**SHORT EXERCISE**
Output only the span of lines that begins at the line containing "Decode this image" and ends at the last line of the data, both included, exactly as they appear.

**RECORDS SHOWN**

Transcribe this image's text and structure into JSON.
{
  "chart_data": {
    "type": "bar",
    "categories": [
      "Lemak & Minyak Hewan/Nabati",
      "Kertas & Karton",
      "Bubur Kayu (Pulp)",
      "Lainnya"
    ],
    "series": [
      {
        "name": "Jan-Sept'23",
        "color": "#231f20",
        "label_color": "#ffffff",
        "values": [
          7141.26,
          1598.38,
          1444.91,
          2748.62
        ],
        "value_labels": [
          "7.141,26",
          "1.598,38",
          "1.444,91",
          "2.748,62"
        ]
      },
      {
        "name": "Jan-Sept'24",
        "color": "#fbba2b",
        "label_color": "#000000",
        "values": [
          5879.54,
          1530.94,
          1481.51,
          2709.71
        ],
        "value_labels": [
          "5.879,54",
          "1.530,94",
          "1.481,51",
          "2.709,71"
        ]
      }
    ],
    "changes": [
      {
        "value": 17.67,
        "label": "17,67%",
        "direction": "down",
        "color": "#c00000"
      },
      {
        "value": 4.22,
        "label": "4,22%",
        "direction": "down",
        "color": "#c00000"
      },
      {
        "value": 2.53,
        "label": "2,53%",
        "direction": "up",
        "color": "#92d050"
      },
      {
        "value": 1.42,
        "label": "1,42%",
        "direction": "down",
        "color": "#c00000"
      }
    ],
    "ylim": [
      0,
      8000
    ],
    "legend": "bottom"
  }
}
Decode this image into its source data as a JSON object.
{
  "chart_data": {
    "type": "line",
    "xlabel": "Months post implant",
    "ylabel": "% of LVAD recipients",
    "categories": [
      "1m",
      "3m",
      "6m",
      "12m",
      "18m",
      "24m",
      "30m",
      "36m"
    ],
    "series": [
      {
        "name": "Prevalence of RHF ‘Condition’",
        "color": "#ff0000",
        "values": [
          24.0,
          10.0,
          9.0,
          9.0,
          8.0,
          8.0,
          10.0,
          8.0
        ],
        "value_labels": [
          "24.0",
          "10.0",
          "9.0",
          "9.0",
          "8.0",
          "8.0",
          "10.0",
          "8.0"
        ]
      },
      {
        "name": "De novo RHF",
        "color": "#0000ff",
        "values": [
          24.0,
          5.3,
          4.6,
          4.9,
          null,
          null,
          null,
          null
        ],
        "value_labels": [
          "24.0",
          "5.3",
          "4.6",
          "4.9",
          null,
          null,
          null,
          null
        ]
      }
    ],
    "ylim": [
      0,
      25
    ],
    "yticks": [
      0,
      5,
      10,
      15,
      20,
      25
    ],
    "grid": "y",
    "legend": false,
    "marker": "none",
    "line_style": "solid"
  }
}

**THE REPLY**
Decode this image into its source data as a JSON object.
{
  "chart_data": {
    "type": "line",
    "xlabel": "Months post implant",
    "ylabel": "% of LVAD recipients",
    "categories": [
      "1m",
      "3m",
      "6m",
      "12m",
      "18m",
      "24m",
      "30m",
      "36m"
    ],
    "series": [
      {
        "name": "Prevalence of RHF ‘Condition’",
        "color": "#ff0000",
        "values": [
          24.0,
          10.0,
          9.0,
          9.0,
          8.0,
          8.0,
          10.0,
          8.0
        ],
        "value_labels": [
          "24.0",
          "10.0",
          "9.0",
          "9.0",
          "8.0",
          "8.0",
          "10.0",
          "8.0"
        ]
      },
      {
        "name": "De novo RHF",
        "color": "#0000ff",
        "values": [
          24.0,
          5.3,
          4.6,
          4.9,
          null,
          null,
          null,
          null
        ],
        "value_labels": [
          "24.0",
          "5.3",
          "4.6",
          "4.9",
          null,
          null,
          null,
          null
        ]
      }
    ],
    "ylim": [
      0,
      25
    ],
    "yticks": [
      0,
      5,
      10,
      15,
      20,
      25
    ],
    "grid": "y",
    "legend": false,
    "marker": "none",
    "line_style": "solid"
  }
}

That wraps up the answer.